REQUIREMENTS
Extract every record, keeping each one exactly as it is.

****

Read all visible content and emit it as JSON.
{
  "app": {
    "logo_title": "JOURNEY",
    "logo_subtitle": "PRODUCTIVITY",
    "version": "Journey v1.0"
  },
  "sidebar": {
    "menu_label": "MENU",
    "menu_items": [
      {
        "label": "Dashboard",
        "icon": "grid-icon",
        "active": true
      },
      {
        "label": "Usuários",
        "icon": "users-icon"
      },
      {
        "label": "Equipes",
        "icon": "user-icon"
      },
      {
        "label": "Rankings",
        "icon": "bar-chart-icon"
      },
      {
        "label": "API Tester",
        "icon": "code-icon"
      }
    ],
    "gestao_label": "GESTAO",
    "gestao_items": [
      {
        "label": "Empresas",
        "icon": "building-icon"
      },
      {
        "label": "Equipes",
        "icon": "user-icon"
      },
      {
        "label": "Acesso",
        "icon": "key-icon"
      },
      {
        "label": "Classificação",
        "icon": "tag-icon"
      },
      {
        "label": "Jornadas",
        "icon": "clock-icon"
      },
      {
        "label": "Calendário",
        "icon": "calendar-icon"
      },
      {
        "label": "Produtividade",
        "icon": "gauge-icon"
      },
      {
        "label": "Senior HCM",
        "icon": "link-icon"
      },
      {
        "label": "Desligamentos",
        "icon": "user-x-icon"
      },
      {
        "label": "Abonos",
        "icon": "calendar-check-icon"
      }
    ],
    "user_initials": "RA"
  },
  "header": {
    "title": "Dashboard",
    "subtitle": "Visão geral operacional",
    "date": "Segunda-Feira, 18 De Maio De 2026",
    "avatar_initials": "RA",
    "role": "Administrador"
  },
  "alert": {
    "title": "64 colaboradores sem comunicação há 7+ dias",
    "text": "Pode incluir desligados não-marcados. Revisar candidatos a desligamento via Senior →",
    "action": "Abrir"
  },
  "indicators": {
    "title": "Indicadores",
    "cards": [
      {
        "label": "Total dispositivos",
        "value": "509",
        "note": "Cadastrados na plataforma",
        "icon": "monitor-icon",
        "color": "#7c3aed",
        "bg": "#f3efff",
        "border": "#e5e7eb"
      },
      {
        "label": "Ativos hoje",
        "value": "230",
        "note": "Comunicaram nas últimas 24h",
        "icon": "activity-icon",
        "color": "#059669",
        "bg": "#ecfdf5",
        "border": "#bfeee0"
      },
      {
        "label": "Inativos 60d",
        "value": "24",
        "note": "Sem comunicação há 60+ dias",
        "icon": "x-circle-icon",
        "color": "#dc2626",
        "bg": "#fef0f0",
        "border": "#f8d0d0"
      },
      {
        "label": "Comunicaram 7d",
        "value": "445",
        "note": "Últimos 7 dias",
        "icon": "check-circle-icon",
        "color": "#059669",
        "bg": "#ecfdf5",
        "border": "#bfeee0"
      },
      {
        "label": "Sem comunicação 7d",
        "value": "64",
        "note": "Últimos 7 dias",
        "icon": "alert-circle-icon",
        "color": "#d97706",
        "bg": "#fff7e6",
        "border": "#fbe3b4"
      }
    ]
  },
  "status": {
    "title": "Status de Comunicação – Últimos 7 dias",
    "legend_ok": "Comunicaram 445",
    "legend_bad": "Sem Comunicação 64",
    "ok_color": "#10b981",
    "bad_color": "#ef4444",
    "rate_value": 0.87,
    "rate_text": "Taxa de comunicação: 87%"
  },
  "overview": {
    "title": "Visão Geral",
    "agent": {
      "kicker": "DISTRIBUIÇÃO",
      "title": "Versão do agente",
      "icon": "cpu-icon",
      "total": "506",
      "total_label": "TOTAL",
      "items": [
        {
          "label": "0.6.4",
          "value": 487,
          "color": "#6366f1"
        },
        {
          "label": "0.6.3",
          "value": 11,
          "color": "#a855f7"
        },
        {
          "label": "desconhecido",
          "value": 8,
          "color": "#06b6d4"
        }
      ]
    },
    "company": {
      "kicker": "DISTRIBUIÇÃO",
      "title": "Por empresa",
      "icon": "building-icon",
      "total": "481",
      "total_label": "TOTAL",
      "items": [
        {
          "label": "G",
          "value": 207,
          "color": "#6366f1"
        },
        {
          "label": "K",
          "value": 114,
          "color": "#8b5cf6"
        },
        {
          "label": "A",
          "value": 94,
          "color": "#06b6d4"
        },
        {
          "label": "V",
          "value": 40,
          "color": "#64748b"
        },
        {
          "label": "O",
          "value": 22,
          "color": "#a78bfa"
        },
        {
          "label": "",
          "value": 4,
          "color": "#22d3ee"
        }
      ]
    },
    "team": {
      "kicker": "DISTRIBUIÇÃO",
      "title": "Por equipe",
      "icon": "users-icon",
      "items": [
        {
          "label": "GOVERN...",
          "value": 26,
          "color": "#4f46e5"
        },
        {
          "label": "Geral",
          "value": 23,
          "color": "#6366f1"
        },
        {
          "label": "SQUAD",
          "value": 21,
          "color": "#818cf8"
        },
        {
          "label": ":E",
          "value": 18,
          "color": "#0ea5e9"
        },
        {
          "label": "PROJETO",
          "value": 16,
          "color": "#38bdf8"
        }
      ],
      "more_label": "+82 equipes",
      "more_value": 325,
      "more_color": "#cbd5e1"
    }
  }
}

****

PROBLEM SOLUTION
Read all visible content and emit it as JSON.
{
  "app": {
    "logo_title": "JOURNEY",
    "logo_subtitle": "PRODUCTIVITY",
    "version": "Journey v1.0"
  },
  "sidebar": {
    "menu_label": "MENU",
    "menu_items": [
      {
        "label": "Dashboard",
        "icon": "grid-icon",
        "active": true
      },
      {
        "label": "Usuários",
        "icon": "users-icon"
      },
      {
        "label": "Equipes",
        "icon": "user-icon"
      },
      {
        "label": "Rankings",
        "icon": "bar-chart-icon"
      },
      {
        "label": "API Tester",
        "icon": "code-icon"
      }
    ],
    "gestao_label": "GESTAO",
    "gestao_items": [
      {
        "label": "Empresas",
        "icon": "building-icon"
      },
      {
        "label": "Equipes",
        "icon": "user-icon"
      },
      {
        "label": "Acesso",
        "icon": "key-icon"
      },
      {
        "label": "Classificação",
        "icon": "tag-icon"
      },
      {
        "label": "Jornadas",
        "icon": "clock-icon"
      },
      {
        "label": "Calendário",
        "icon": "calendar-icon"
      },
      {
        "label": "Produtividade",
        "icon": "gauge-icon"
      },
      {
        "label": "Senior HCM",
        "icon": "link-icon"
      },
      {
        "label": "Desligamentos",
        "icon": "user-x-icon"
      },
      {
        "label": "Abonos",
        "icon": "calendar-check-icon"
      }
    ],
    "user_initials": "RA"
  },
  "header": {
    "title": "Dashboard",
    "subtitle": "Visão geral operacional",
    "date": "Segunda-Feira, 18 De Maio De 2026",
    "avatar_initials": "RA",
    "role": "Administrador"
  },
  "alert": {
    "title": "64 colaboradores sem comunicação há 7+ dias",
    "text": "Pode incluir desligados não-marcados. Revisar candidatos a desligamento via Senior →",
    "action": "Abrir"
  },
  "indicators": {
    "title": "Indicadores",
    "cards": [
      {
        "label": "Total dispositivos",
        "value": "509",
        "note": "Cadastrados na plataforma",
        "icon": "monitor-icon",
        "color": "#7c3aed",
        "bg": "#f3efff",
        "border": "#e5e7eb"
      },
      {
        "label": "Ativos hoje",
        "value": "230",
        "note": "Comunicaram nas últimas 24h",
        "icon": "activity-icon",
        "color": "#059669",
        "bg": "#ecfdf5",
        "border": "#bfeee0"
      },
      {
        "label": "Inativos 60d",
        "value": "24",
        "note": "Sem comunicação há 60+ dias",
        "icon": "x-circle-icon",
        "color": "#dc2626",
        "bg": "#fef0f0",
        "border": "#f8d0d0"
      },
      {
        "label": "Comunicaram 7d",
        "value": "445",
        "note": "Últimos 7 dias",
        "icon": "check-circle-icon",
        "color": "#059669",
        "bg": "#ecfdf5",
        "border": "#bfeee0"
      },
      {
        "label": "Sem comunicação 7d",
        "value": "64",
        "note": "Últimos 7 dias",
        "icon": "alert-circle-icon",
        "color": "#d97706",
        "bg": "#fff7e6",
        "border": "#fbe3b4"
      }
    ]
  },
  "status": {
    "title": "Status de Comunicação – Últimos 7 dias",
    "legend_ok": "Comunicaram 445",
    "legend_bad": "Sem Comunicação 64",
    "ok_color": "#10b981",
    "bad_color": "#ef4444",
    "rate_value": 0.87,
    "rate_text": "Taxa de comunicação: 87%"
  },
  "overview": {
    "title": "Visão Geral",
    "agent": {
      "kicker": "DISTRIBUIÇÃO",
      "title": "Versão do agente",
      "icon": "cpu-icon",
      "total": "506",
      "total_label": "TOTAL",
      "items": [
        {
          "label": "0.6.4",
          "value": 487,
          "color": "#6366f1"
        },
        {
          "label": "0.6.3",
          "value": 11,
          "color": "#a855f7"
        },
        {
          "label": "desconhecido",
          "value": 8,
          "color": "#06b6d4"
        }
      ]
    },
    "company": {
      "kicker": "DISTRIBUIÇÃO",
      "title": "Por empresa",
      "icon": "building-icon",
      "total": "481",
      "total_label": "TOTAL",
      "items": [
        {
          "label": "G",
          "value": 207,
          "color": "#6366f1"
        },
        {
          "label": "K",
          "value": 114,
          "color": "#8b5cf6"
        },
        {
          "label": "A",
          "value": 94,
          "color": "#06b6d4"
        },
        {
          "label": "V",
          "value": 40,
          "color": "#64748b"
        },
        {
          "label": "O",
          "value": 22,
          "color": "#a78bfa"
        },
        {
          "label": "",
          "value": 4,
          "color": "#22d3ee"
        }
      ]
    },
    "team": {
      "kicker": "DISTRIBUIÇÃO",
      "title": "Por equipe",
      "icon": "users-icon",
      "items": [
        {
          "label": "GOVERN...",
          "value": 26,
          "color": "#4f46e5"
        },
        {
          "label": "Geral",
          "value": 23,
          "color": "#6366f1"
        },
        {
          "label": "SQUAD",
          "value": 21,
          "color": "#818cf8"
        },
        {
          "label": ":E",
          "value": 18,
          "color": "#0ea5e9"
        },
        {
          "label": "PROJETO",
          "value": 16,
          "color": "#38bdf8"
        }
      ],
      "more_label": "+82 equipes",
      "more_value": 325,
      "more_color": "#cbd5e1"
    }
  }
}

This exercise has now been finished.